## BEGIN

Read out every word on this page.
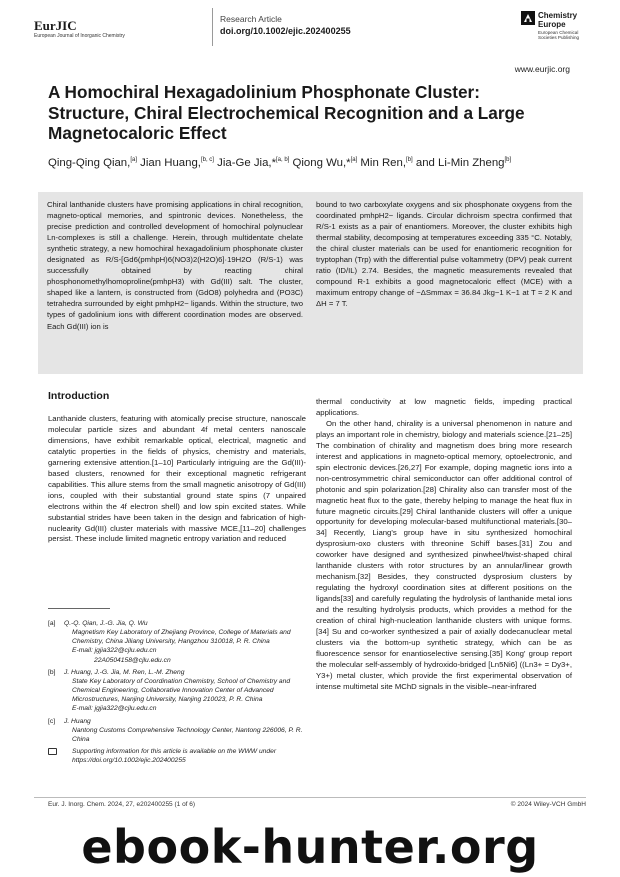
EurJIC
European Journal of Inorganic Chemistry
Research Article
doi.org/10.1002/ejic.202400255
Chemistry Europe
European Chemical Societies Publishing
www.eurjic.org
A Homochiral Hexagadolinium Phosphonate Cluster: Structure, Chiral Electrochemical Recognition and a Large Magnetocaloric Effect
Qing-Qing Qian,[a] Jian Huang,[b, c] Jia-Ge Jia,*[a, b] Qiong Wu,*[a] Min Ren,[b] and Li-Min Zheng[b]
Chiral lanthanide clusters have promising applications in chiral recognition, magneto-optical memories, and spintronic devices. Nonetheless, the precise prediction and controlled development of homochiral polynuclear Ln-complexes is still a challenge. Herein, through multidentate chelate synthetic strategy, a new homochiral hexagadolinium phosphonate cluster designated as R/S-[Gd6(pmhpH)6(NO3)2(H2O)6]·19H2O (R/S-1) was successfully obtained by reacting chiral phosphonomethylhomoproline(pmhpH3) with Gd(III) salt. The cluster, shaped like a lantern, is constructed from (GdO8) polyhedra and (PO3C) tetrahedra surrounded by eight pmhpH2− ligands. Within the structure, two types of gadolinium ions with different coordination modes are observed. Each Gd(III) ion is
bound to two carboxylate oxygens and six phosphonate oxygens from the coordinated pmhpH2− ligands. Circular dichroism spectra confirmed that R/S-1 exists as a pair of enantiomers. Moreover, the cluster exhibits high thermal stability, decomposing at temperatures exceeding 335 °C. Notably, the chiral cluster materials can be used for enantiomeric recognition for tryptophan (Trp) with the differential pulse voltammetry (DPV) peak current ratio (ID/IL) 2.74. Besides, the magnetic measurements revealed that compound R-1 exhibits a good magnetocaloric effect (MCE) with a maximum entropy change of −ΔSmmax = 36.84 Jkg−1 K−1 at T = 2 K and ΔH = 7 T.
Introduction

Lanthanide clusters, featuring with atomically precise structure, nanoscale molecular particle sizes and abundant 4f metal centers nanoscale dimensions, have exhibit remarkable optical, electrical, magnetic and catalytic properties in the fields of physics, chemistry and materials, garnering extensive attention.[1–10] Particularly intriguing are the Gd(III)-based clusters, renowned for their exceptional magnetic refrigerant capabilities. This allure stems from the small magnetic anisotropy of Gd(III) ions, coupled with their substantial ground state spins (7 unpaired electrons within the 4f electron shell) and low spin excited states. While substantial strides have been taken in the design and fabrication of high-nuclearity Gd(III) cluster materials with massive MCE,[11–20] challenges persist. These include limited magnetic entropy variation and reduced

thermal conductivity at low magnetic fields, impeding practical applications.

On the other hand, chirality is a universal phenomenon in nature and plays an important role in chemistry, biology and materials science.[21–25] The combination of chirality and magnetism does bring more research interest and applications in magneto-optical memory, optoelectronic, and spin electronic devices.[26,27] For example, doping magnetic ions into a non-centrosymmetric chiral semiconductor can offer additional control of photonic and spin polarization.[28] Chirality also can transfer most of the magnetic heat flux to the gate, thereby helping to manage the heat flux in future magnetic circuits.[29] Chiral lanthanide clusters will offer a unique opportunity for developing molecular-based multifunctional materials.[30–34] Recently, Liang's group have in situ synthesized homochiral dysprosium-oxo clusters with threonine Schiff bases.[31] Zou and coworker have designed and synthesized pinwheel/twist-shaped chiral lanthanide clusters with rotor structures by an annular/linear growth mechanism.[32] Besides, they constructed dysprosium clusters by regulating the hydroxyl coordination sites at different positions on the ligands[33] and carefully regulating the hydrolysis of lanthanide metal ions and the resulting hydrolysis products, which provides a method for the creation of chiral high-nucleation lanthanide clusters with unique forms.[34] Su and co-worker synthesized a pair of axially dodecanuclear metal clusters via the bottom-up synthetic strategy, which can be as fluorescence sensor for enantioselective sensing.[35] Kong' group report the molecular self-assembly of hydroxido-bridged [Ln5Ni6] ((Ln3+ = Dy3+, Y3+) metal cluster, which provide the first experimental observation of intense multimetal site MChD signals in the visible–near-infrared

[a] Q.-Q. Qian, J.-G. Jia, Q. Wu
Magnetism Key Laboratory of Zhejiang Province, College of Materials and Chemistry, China Jiliang University, Hangzhou 310018, P. R. China
E-mail: jgjia322@cjlu.edu.cn
22A0504158@cjlu.edu.cn
[b] J. Huang, J.-G. Jia, M. Ren, L.-M. Zheng
State Key Laboratory of Coordination Chemistry, School of Chemistry and Chemical Engineering, Collaborative Innovation Center of Advanced Microstructures, Nanjing University, Nanjing 210023, P. R. China
E-mail: jgjia322@cjlu.edu.cn
[c] J. Huang
Nantong Customs Comprehensive Technology Center, Nantong 226006, P. R. China
Supporting information for this article is available on the WWW under https://doi.org/10.1002/ejic.202400255
Eur. J. Inorg. Chem. 2024, 27, e202400255 (1 of 6)	© 2024 Wiley-VCH GmbH
ebook-hunter.org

## END

What is required:
Copy the material above in full and exactly, skipping pictures.

Finished answer:
Read out every word on this page.
EurJIC
European Journal of Inorganic Chemistry
Research Article
doi.org/10.1002/ejic.202400255
Chemistry Europe
European Chemical Societies Publishing
www.eurjic.org
A Homochiral Hexagadolinium Phosphonate Cluster: Structure, Chiral Electrochemical Recognition and a Large Magnetocaloric Effect
Qing-Qing Qian,[a] Jian Huang,[b, c] Jia-Ge Jia,*[a, b] Qiong Wu,*[a] Min Ren,[b] and Li-Min Zheng[b]
Chiral lanthanide clusters have promising applications in chiral recognition, magneto-optical memories, and spintronic devices. Nonetheless, the precise prediction and controlled development of homochiral polynuclear Ln-complexes is still a challenge. Herein, through multidentate chelate synthetic strategy, a new homochiral hexagadolinium phosphonate cluster designated as R/S-[Gd6(pmhpH)6(NO3)2(H2O)6]·19H2O (R/S-1) was successfully obtained by reacting chiral phosphonomethylhomoproline(pmhpH3) with Gd(III) salt. The cluster, shaped like a lantern, is constructed from (GdO8) polyhedra and (PO3C) tetrahedra surrounded by eight pmhpH2− ligands. Within the structure, two types of gadolinium ions with different coordination modes are observed. Each Gd(III) ion is
bound to two carboxylate oxygens and six phosphonate oxygens from the coordinated pmhpH2− ligands. Circular dichroism spectra confirmed that R/S-1 exists as a pair of enantiomers. Moreover, the cluster exhibits high thermal stability, decomposing at temperatures exceeding 335 °C. Notably, the chiral cluster materials can be used for enantiomeric recognition for tryptophan (Trp) with the differential pulse voltammetry (DPV) peak current ratio (ID/IL) 2.74. Besides, the magnetic measurements revealed that compound R-1 exhibits a good magnetocaloric effect (MCE) with a maximum entropy change of −ΔSmmax = 36.84 Jkg−1 K−1 at T = 2 K and ΔH = 7 T.
Introduction

Lanthanide clusters, featuring with atomically precise structure, nanoscale molecular particle sizes and abundant 4f metal centers nanoscale dimensions, have exhibit remarkable optical, electrical, magnetic and catalytic properties in the fields of physics, chemistry and materials, garnering extensive attention.[1–10] Particularly intriguing are the Gd(III)-based clusters, renowned for their exceptional magnetic refrigerant capabilities. This allure stems from the small magnetic anisotropy of Gd(III) ions, coupled with their substantial ground state spins (7 unpaired electrons within the 4f electron shell) and low spin excited states. While substantial strides have been taken in the design and fabrication of high-nuclearity Gd(III) cluster materials with massive MCE,[11–20] challenges persist. These include limited magnetic entropy variation and reduced

thermal conductivity at low magnetic fields, impeding practical applications.

On the other hand, chirality is a universal phenomenon in nature and plays an important role in chemistry, biology and materials science.[21–25] The combination of chirality and magnetism does bring more research interest and applications in magneto-optical memory, optoelectronic, and spin electronic devices.[26,27] For example, doping magnetic ions into a non-centrosymmetric chiral semiconductor can offer additional control of photonic and spin polarization.[28] Chirality also can transfer most of the magnetic heat flux to the gate, thereby helping to manage the heat flux in future magnetic circuits.[29] Chiral lanthanide clusters will offer a unique opportunity for developing molecular-based multifunctional materials.[30–34] Recently, Liang's group have in situ synthesized homochiral dysprosium-oxo clusters with threonine Schiff bases.[31] Zou and coworker have designed and synthesized pinwheel/twist-shaped chiral lanthanide clusters with rotor structures by an annular/linear growth mechanism.[32] Besides, they constructed dysprosium clusters by regulating the hydroxyl coordination sites at different positions on the ligands[33] and carefully regulating the hydrolysis of lanthanide metal ions and the resulting hydrolysis products, which provides a method for the creation of chiral high-nucleation lanthanide clusters with unique forms.[34] Su and co-worker synthesized a pair of axially dodecanuclear metal clusters via the bottom-up synthetic strategy, which can be as fluorescence sensor for enantioselective sensing.[35] Kong' group report the molecular self-assembly of hydroxido-bridged [Ln5Ni6] ((Ln3+ = Dy3+, Y3+) metal cluster, which provide the first experimental observation of intense multimetal site MChD signals in the visible–near-infrared

[a] Q.-Q. Qian, J.-G. Jia, Q. Wu
Magnetism Key Laboratory of Zhejiang Province, College of Materials and Chemistry, China Jiliang University, Hangzhou 310018, P. R. China
E-mail: jgjia322@cjlu.edu.cn
22A0504158@cjlu.edu.cn
[b] J. Huang, J.-G. Jia, M. Ren, L.-M. Zheng
State Key Laboratory of Coordination Chemistry, School of Chemistry and Chemical Engineering, Collaborative Innovation Center of Advanced Microstructures, Nanjing University, Nanjing 210023, P. R. China
E-mail: jgjia322@cjlu.edu.cn
[c] J. Huang
Nantong Customs Comprehensive Technology Center, Nantong 226006, P. R. China
Supporting information for this article is available on the WWW under https://doi.org/10.1002/ejic.202400255
Eur. J. Inorg. Chem. 2024, 27, e202400255 (1 of 6)	© 2024 Wiley-VCH GmbH
ebook-hunter.org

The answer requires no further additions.